- [What the task asks]: Wherever "before" appears in a line, copy that line.

- [Raw data]:

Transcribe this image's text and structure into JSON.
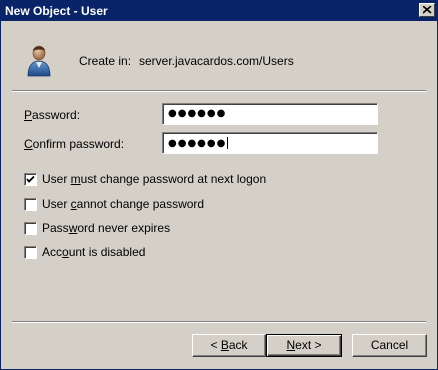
{
  "window": {
    "title": "New Object - User",
    "close_icon": "close-icon"
  },
  "header": {
    "icon": "user-icon",
    "create_in_label": "Create in:",
    "create_in_value": "server.javacardos.com/Users"
  },
  "fields": {
    "password": {
      "label_access_key": "P",
      "label_rest": "assword:",
      "value": "●●●●●●"
    },
    "confirm_password": {
      "label_access_key": "C",
      "label_rest": "onfirm password:",
      "value": "●●●●●●"
    }
  },
  "options": [
    {
      "before": "User ",
      "access_key": "m",
      "after": "ust change password at next logon",
      "checked": true
    },
    {
      "before": "User ",
      "access_key": "c",
      "after": "annot change password",
      "checked": false
    },
    {
      "before": "Pass",
      "access_key": "w",
      "after": "ord never expires",
      "checked": false
    },
    {
      "before": "Acc",
      "access_key": "o",
      "after": "unt is disabled",
      "checked": false
    }
  ],
  "buttons": {
    "back": {
      "prefix": "< ",
      "access_key": "B",
      "rest": "ack"
    },
    "next": {
      "access_key": "N",
      "rest": "ext >"
    },
    "cancel": {
      "label": "Cancel"
    }
  },
  "colors": {
    "titlebar": "#0a246a",
    "dialog_bg": "#d4d0c8",
    "title_text": "#ffffff"
  }
}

- [Written solution]:
      "before": "User ",
      "before": "User ",
      "before": "Pass",
      "before": "Acc",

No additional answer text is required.